§ **What to work on**
Gather all lines with the word "JSON" in them.

§ **Dataset rows about figures**
-.-.-
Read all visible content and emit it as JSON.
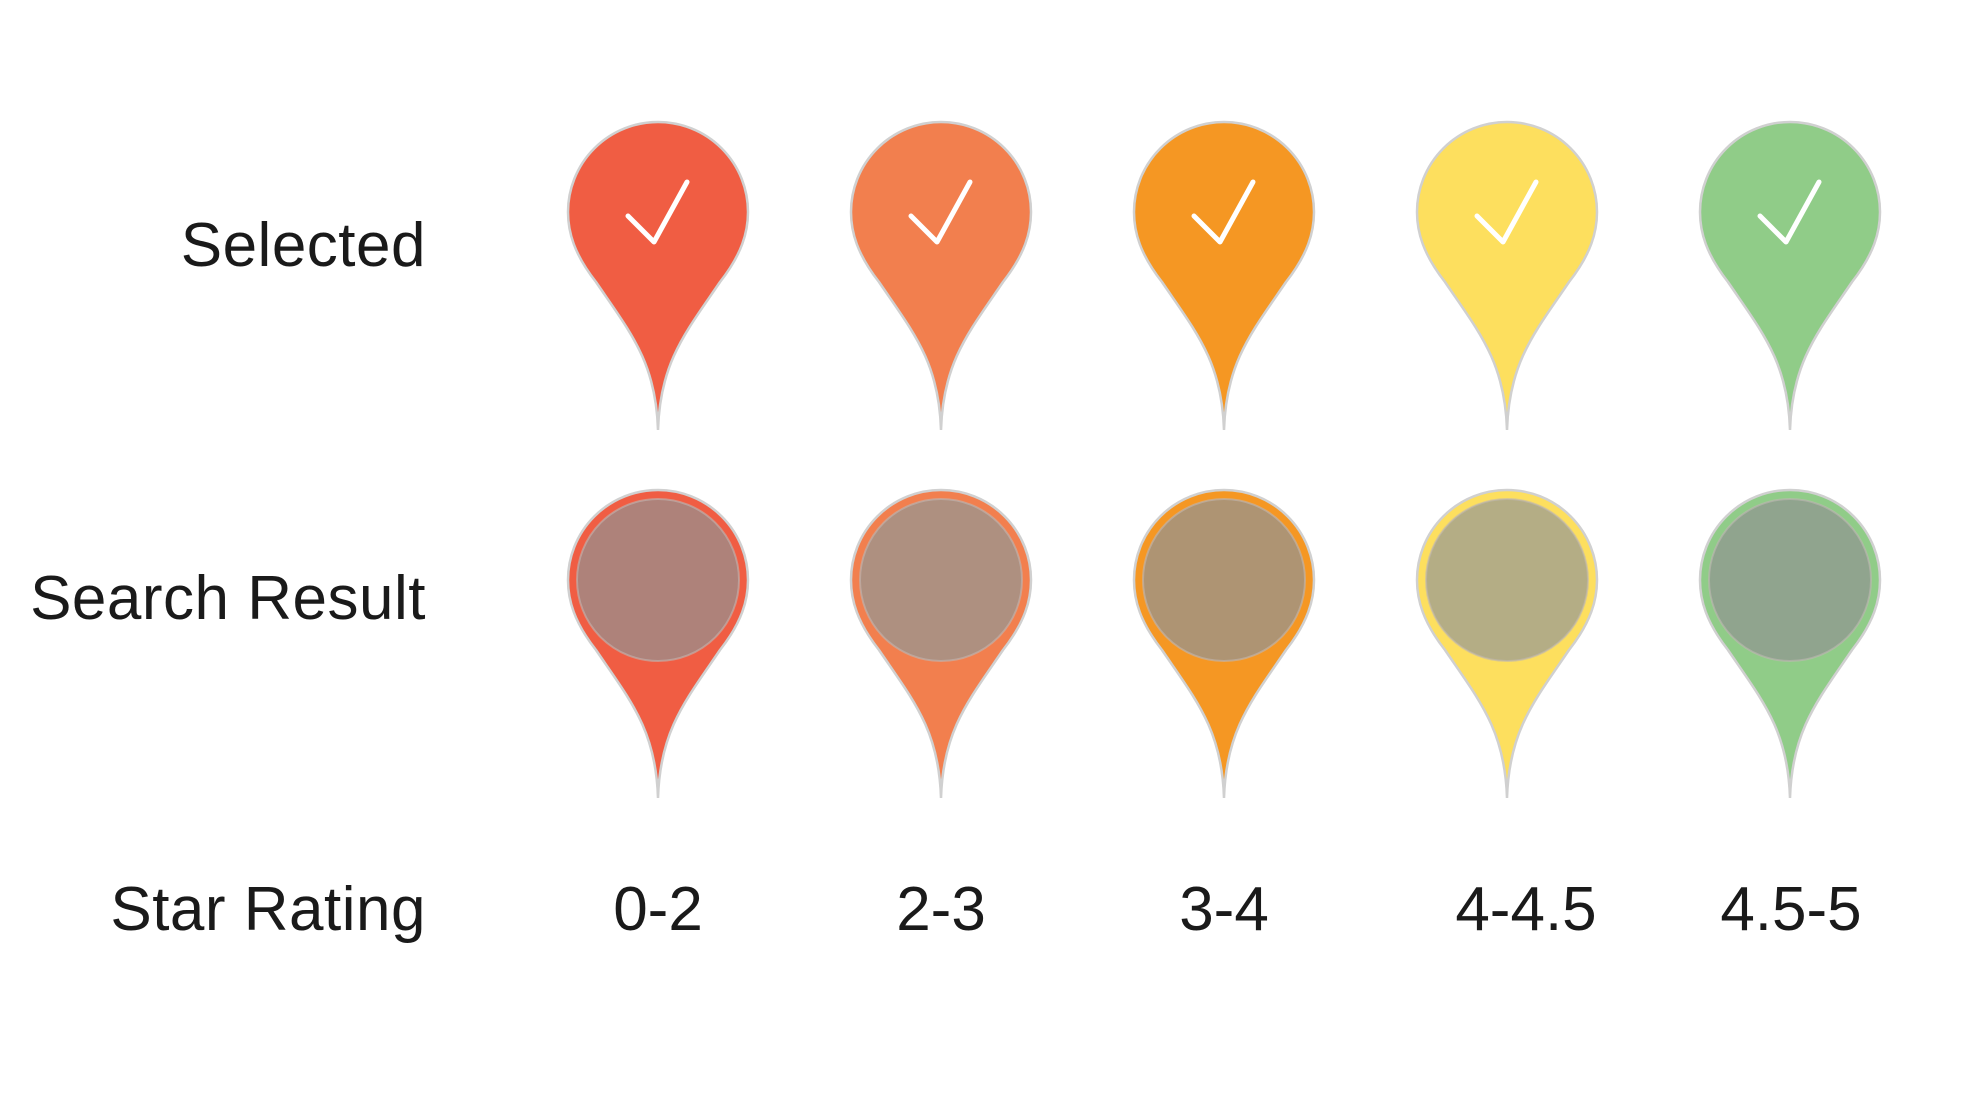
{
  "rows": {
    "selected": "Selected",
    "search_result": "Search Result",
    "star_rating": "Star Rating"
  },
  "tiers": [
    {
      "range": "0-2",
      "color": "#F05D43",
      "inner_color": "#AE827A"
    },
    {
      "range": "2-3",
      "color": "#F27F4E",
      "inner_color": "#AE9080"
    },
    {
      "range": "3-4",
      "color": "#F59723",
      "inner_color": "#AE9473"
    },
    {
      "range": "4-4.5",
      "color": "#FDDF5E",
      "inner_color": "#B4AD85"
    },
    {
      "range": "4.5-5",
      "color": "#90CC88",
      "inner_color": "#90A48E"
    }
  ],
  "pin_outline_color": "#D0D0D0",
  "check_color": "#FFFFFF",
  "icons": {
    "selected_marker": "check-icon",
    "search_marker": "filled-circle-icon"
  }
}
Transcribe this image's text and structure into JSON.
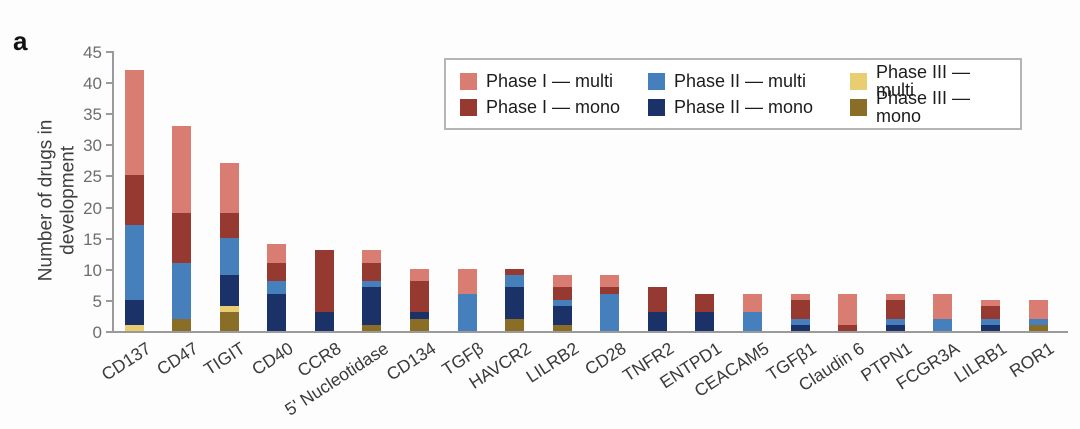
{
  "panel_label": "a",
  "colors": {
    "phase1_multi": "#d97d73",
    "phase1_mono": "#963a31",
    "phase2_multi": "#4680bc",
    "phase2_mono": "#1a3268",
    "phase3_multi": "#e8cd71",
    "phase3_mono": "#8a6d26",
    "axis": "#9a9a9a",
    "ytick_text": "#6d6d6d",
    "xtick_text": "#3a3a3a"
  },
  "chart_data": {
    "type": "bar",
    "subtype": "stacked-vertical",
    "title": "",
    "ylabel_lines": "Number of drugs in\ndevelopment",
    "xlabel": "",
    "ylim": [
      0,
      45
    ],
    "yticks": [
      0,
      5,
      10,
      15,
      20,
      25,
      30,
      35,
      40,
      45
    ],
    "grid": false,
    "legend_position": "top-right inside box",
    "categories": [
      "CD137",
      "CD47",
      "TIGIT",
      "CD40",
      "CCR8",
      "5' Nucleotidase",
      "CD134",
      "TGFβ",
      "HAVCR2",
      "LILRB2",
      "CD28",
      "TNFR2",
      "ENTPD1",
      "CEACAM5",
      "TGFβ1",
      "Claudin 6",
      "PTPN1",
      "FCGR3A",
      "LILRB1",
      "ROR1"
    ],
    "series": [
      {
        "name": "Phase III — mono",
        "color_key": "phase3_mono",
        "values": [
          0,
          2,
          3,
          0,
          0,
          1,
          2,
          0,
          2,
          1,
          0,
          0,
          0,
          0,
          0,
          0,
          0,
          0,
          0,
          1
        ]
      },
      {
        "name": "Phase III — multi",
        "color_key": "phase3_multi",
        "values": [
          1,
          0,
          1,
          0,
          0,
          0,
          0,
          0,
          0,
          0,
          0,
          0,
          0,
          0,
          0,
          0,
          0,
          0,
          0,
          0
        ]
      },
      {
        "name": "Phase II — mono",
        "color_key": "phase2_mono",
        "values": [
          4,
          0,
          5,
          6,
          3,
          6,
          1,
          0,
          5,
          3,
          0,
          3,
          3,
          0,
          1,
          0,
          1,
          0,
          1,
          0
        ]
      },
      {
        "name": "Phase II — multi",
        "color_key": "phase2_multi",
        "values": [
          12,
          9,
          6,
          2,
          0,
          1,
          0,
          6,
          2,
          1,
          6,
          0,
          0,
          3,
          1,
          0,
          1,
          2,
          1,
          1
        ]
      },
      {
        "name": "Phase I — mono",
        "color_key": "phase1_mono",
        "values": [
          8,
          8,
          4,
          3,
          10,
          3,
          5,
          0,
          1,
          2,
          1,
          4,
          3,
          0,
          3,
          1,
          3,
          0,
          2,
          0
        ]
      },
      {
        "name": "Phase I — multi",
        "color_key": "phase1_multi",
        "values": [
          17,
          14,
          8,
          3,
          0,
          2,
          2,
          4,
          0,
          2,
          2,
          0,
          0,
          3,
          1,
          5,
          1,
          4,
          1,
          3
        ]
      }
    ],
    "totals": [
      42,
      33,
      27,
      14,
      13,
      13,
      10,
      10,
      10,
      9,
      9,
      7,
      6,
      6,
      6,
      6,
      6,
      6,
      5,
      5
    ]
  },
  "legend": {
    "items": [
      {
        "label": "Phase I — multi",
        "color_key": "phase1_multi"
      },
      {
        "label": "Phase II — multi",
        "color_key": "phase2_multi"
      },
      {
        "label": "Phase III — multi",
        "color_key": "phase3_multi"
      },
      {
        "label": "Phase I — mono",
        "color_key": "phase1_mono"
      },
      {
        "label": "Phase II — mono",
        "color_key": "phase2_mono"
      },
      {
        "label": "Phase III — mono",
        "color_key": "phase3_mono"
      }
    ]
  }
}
-.-.-
§ **Correct response**
Read all visible content and emit it as JSON.
Transcribe this image's text and structure into JSON.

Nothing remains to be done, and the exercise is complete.